Pull every line of the entries that has the word "data".

EXTRACTED MATERIAL:
^^^^^^^^

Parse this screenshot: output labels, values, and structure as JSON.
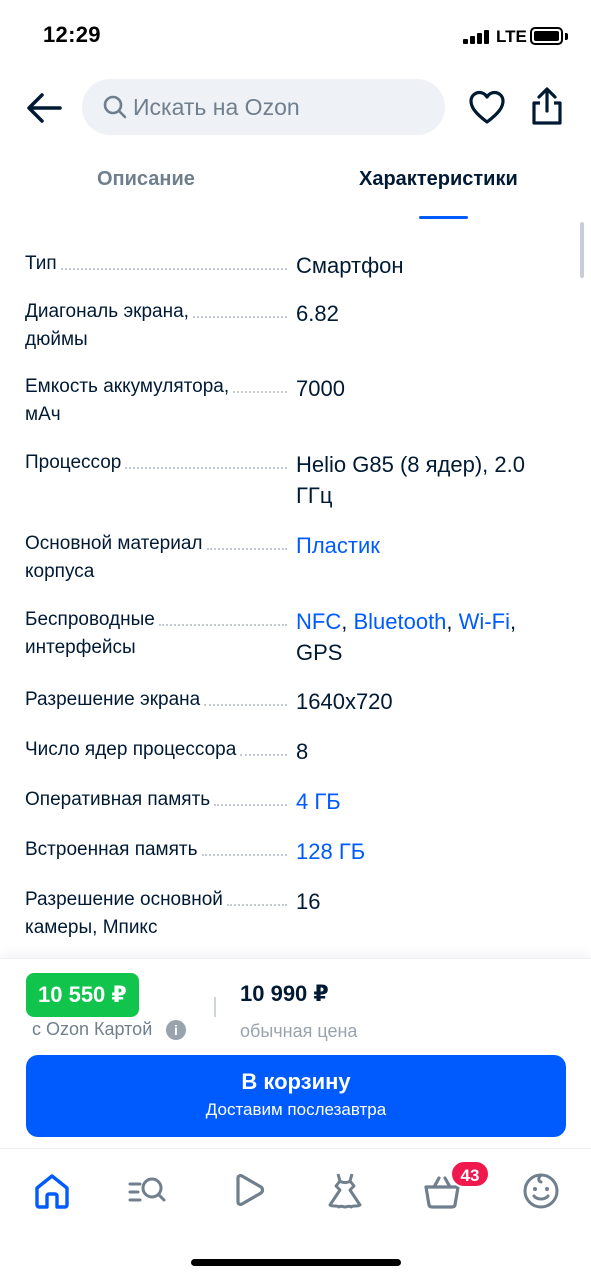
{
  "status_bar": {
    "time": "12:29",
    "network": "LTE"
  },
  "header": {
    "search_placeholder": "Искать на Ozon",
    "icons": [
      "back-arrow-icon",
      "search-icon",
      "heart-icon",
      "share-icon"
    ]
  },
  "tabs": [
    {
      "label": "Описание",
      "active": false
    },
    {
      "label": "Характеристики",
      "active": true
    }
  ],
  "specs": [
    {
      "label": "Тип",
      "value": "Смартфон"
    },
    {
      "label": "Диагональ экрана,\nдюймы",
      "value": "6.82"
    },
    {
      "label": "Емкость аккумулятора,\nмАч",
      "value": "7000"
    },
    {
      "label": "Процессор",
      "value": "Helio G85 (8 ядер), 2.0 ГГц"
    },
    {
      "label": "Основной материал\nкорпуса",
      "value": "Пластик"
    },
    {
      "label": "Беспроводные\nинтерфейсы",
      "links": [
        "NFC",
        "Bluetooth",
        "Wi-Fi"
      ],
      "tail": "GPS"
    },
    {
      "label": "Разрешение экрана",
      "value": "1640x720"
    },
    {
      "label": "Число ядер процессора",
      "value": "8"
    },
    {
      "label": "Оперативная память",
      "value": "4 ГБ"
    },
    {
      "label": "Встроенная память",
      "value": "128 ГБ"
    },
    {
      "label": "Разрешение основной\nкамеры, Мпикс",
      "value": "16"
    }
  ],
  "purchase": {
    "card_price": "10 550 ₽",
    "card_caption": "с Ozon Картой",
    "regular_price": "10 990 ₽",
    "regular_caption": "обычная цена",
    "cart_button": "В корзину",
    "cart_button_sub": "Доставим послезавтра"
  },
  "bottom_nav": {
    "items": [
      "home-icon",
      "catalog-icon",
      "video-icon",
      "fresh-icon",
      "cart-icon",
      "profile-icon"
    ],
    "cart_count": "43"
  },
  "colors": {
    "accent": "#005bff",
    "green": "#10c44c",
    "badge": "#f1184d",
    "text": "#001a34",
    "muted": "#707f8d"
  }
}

^^^^^^^^

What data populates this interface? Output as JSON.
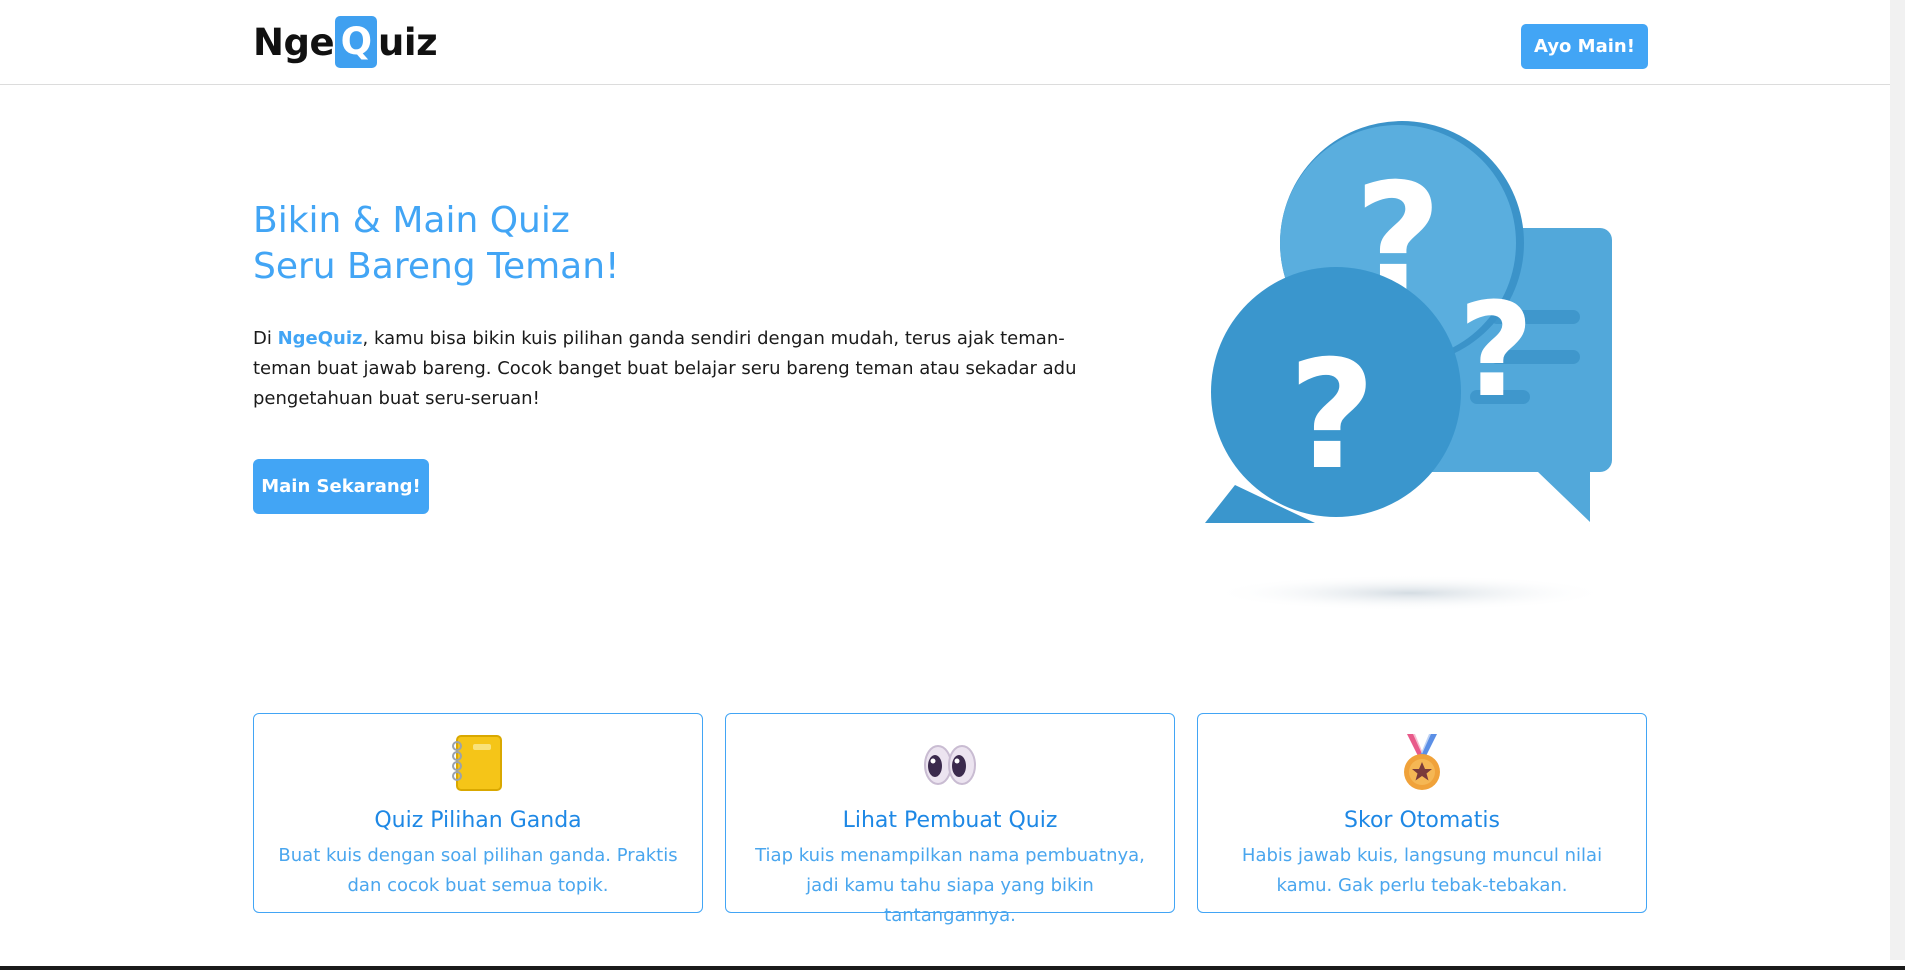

^^^^^^^^

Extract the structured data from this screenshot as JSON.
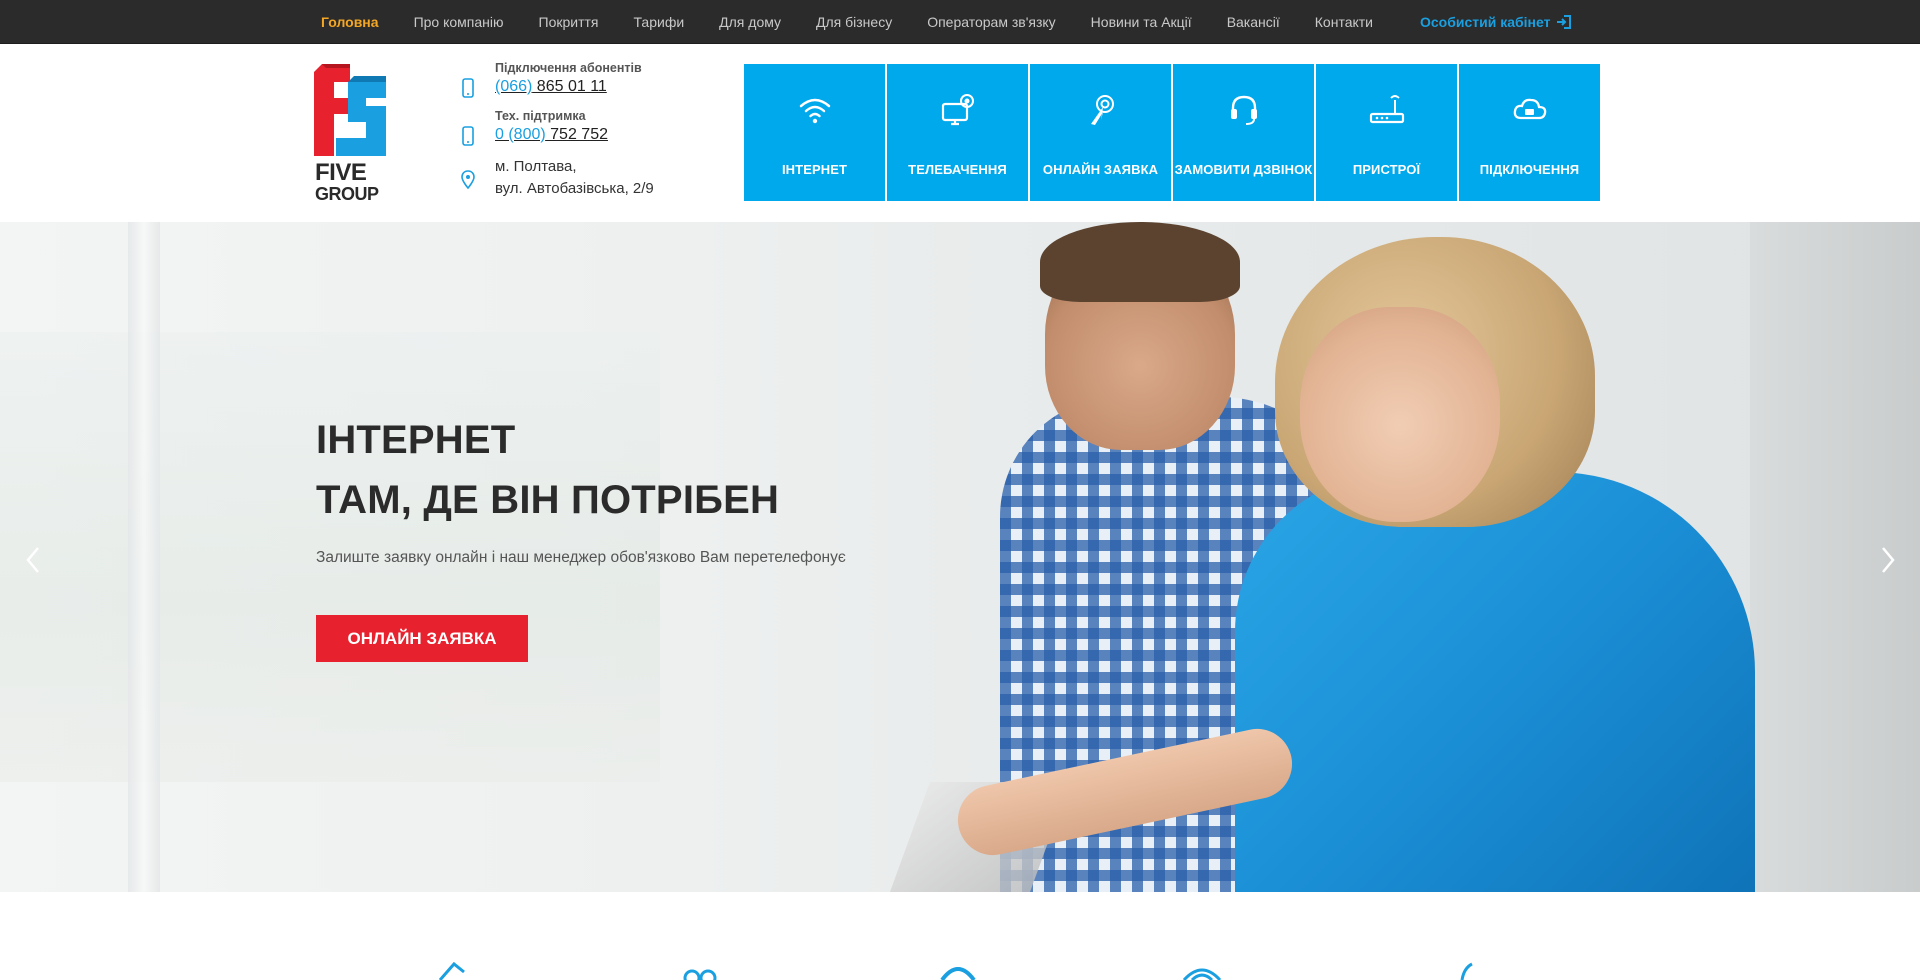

^^^^^^^^

WRITTEN RESPONSE:
What data populates this interface? Output as JSON.
Extract the structured data from this screenshot as JSON.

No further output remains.